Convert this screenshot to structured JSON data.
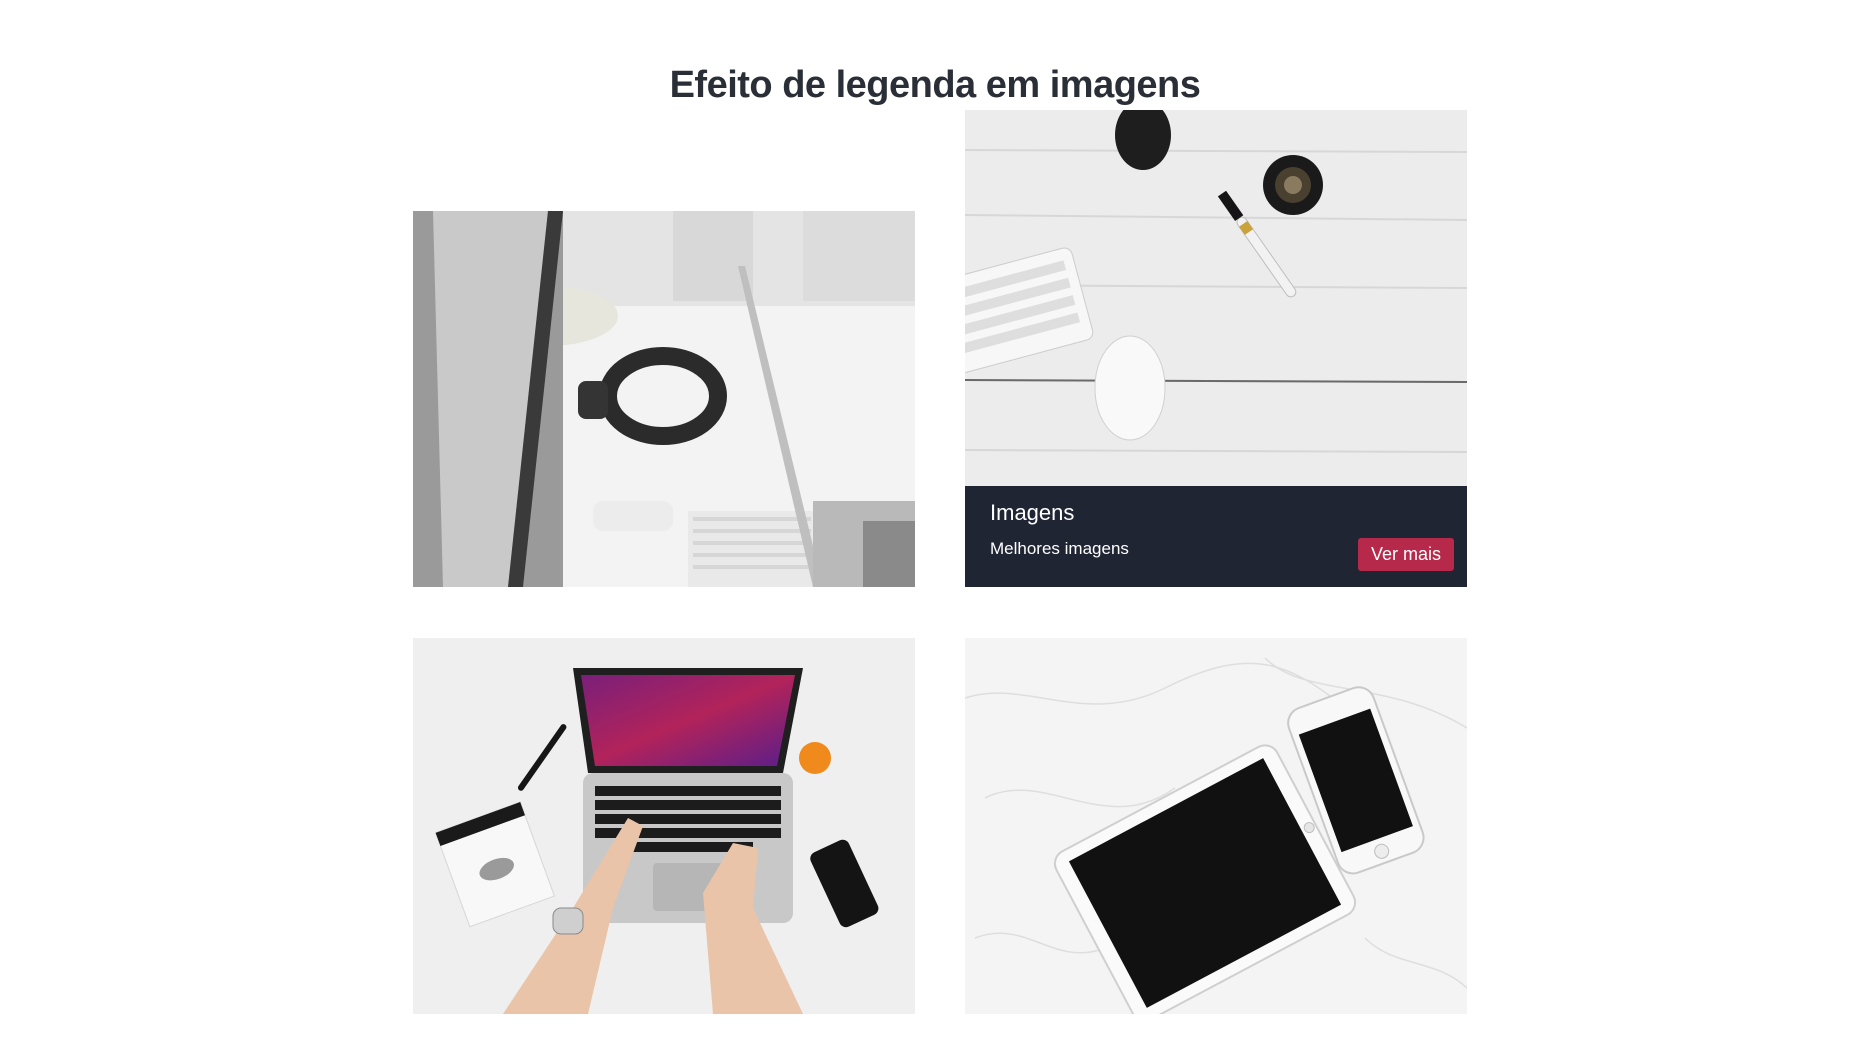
{
  "page": {
    "title": "Efeito de legenda em imagens"
  },
  "gallery": {
    "cards": [
      {
        "image": "desk-with-headphones-photo",
        "hovered": false
      },
      {
        "image": "white-wood-desk-with-keyboard-mouse-lens-photo",
        "hovered": true,
        "caption": {
          "title": "Imagens",
          "subtitle": "Melhores imagens",
          "button_label": "Ver mais"
        }
      },
      {
        "image": "hands-typing-on-laptop-photo",
        "hovered": false
      },
      {
        "image": "tablet-and-phone-on-marble-photo",
        "hovered": false
      }
    ]
  },
  "colors": {
    "caption_background": "#202534",
    "button_background": "#b6294a",
    "title_text": "#2a2f37"
  }
}
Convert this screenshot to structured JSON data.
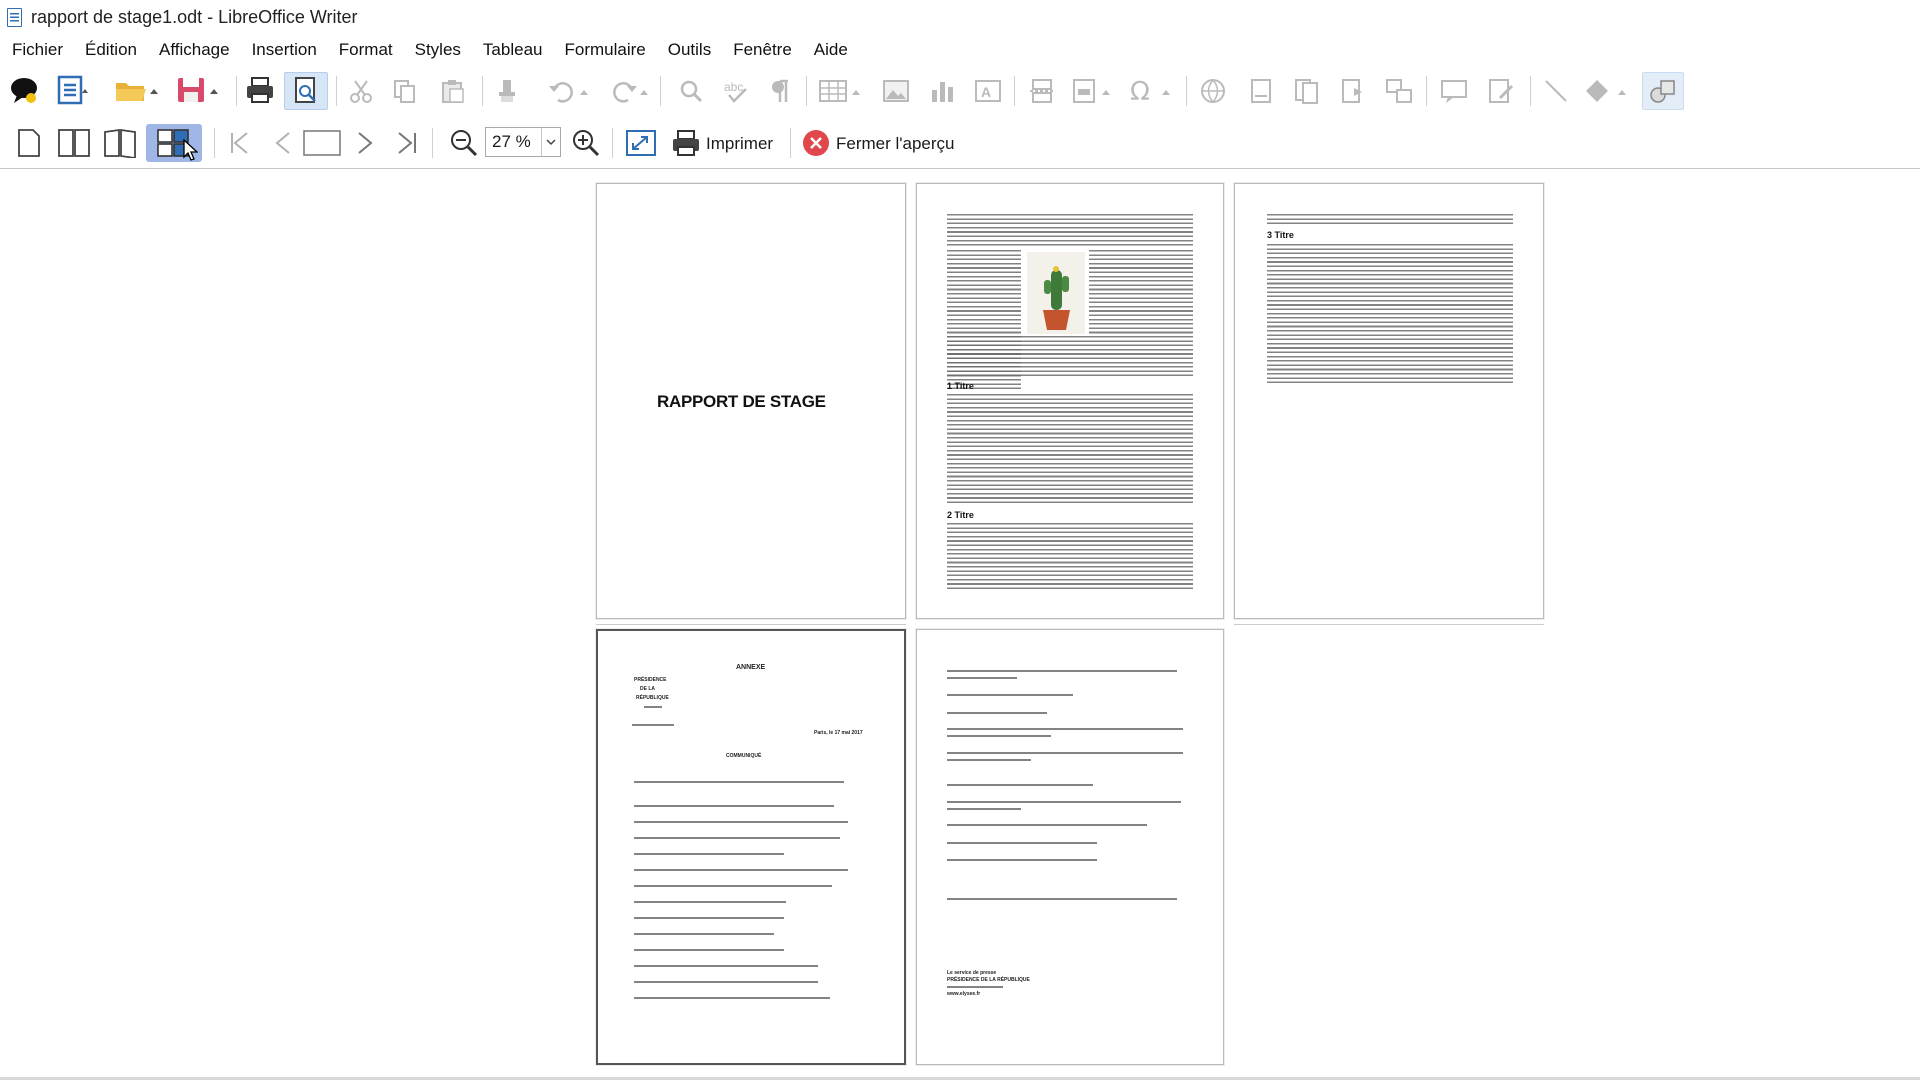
{
  "window": {
    "title": "rapport de stage1.odt - LibreOffice Writer"
  },
  "menu": [
    "Fichier",
    "Édition",
    "Affichage",
    "Insertion",
    "Format",
    "Styles",
    "Tableau",
    "Formulaire",
    "Outils",
    "Fenêtre",
    "Aide"
  ],
  "preview_toolbar": {
    "zoom_value": "27 %",
    "print_label": "Imprimer",
    "close_preview_label": "Fermer l'aperçu"
  },
  "pages": {
    "page1": {
      "title": "RAPPORT DE STAGE"
    },
    "page2": {
      "heading1": "1 Titre",
      "heading2": "2 Titre"
    },
    "page3": {
      "heading3": "3 Titre"
    },
    "page4": {
      "title": "ANNEXE",
      "left_header": [
        "PRÉSIDENCE",
        "DE LA",
        "RÉPUBLIQUE"
      ],
      "place_date": "Paris, le 17 mai 2017",
      "subtitle": "COMMUNIQUÉ"
    },
    "page5": {
      "footer": [
        "Le service de presse",
        "PRÉSIDENCE DE LA RÉPUBLIQUE",
        "www.elysee.fr"
      ]
    }
  },
  "colors": {
    "accent": "#2f6db5",
    "close_red": "#e0474c",
    "selection": "#9fb6e6"
  }
}
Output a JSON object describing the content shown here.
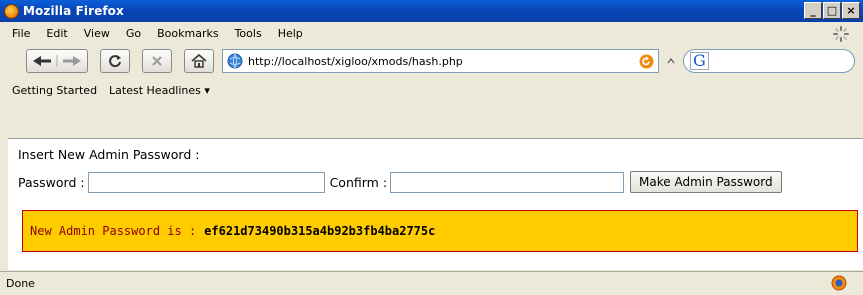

· · · · · · ·

◆ EXERCISE INSTRUCTIONS ◆
Go through the listing above and write it all out exactly, leaving out any picture.

◆ EXERCISE RESPONSE ◆
Convert this screenshot to structured JSON data.
{
  "page": {
    "title": "Efeito de legenda em imagens"
  },
  "gallery": {
    "cards": [
      {
        "image": "desk-with-headphones-photo",
        "hovered": false
      },
      {
        "image": "white-wood-desk-with-keyboard-mouse-lens-photo",
        "hovered": true,
        "caption": {
          "title": "Imagens",
          "subtitle": "Melhores imagens",
          "button_label": "Ver mais"
        }
      },
      {
        "image": "hands-typing-on-laptop-photo",
        "hovered": false
      },
      {
        "image": "tablet-and-phone-on-marble-photo",
        "hovered": false
      }
    ]
  },
  "colors": {
    "caption_background": "#202534",
    "button_background": "#b6294a",
    "title_text": "#2a2f37"
  }
}
Convert this screenshot to structured JSON data.
{
  "window": {
    "title": "rapport de stage1.odt - LibreOffice Writer"
  },
  "menu": [
    "Fichier",
    "Édition",
    "Affichage",
    "Insertion",
    "Format",
    "Styles",
    "Tableau",
    "Formulaire",
    "Outils",
    "Fenêtre",
    "Aide"
  ],
  "preview_toolbar": {
    "zoom_value": "27 %",
    "print_label": "Imprimer",
    "close_preview_label": "Fermer l'aperçu"
  },
  "pages": {
    "page1": {
      "title": "RAPPORT DE STAGE"
    },
    "page2": {
      "heading1": "1 Titre",
      "heading2": "2 Titre"
    },
    "page3": {
      "heading3": "3 Titre"
    },
    "page4": {
      "title": "ANNEXE",
      "left_header": [
        "PRÉSIDENCE",
        "DE LA",
        "RÉPUBLIQUE"
      ],
      "place_date": "Paris, le 17 mai 2017",
      "subtitle": "COMMUNIQUÉ"
    },
    "page5": {
      "footer": [
        "Le service de presse",
        "PRÉSIDENCE DE LA RÉPUBLIQUE",
        "www.elysee.fr"
      ]
    }
  },
  "colors": {
    "accent": "#2f6db5",
    "close_red": "#e0474c",
    "selection": "#9fb6e6"
  }
}
Output a JSON object describing the content shown here.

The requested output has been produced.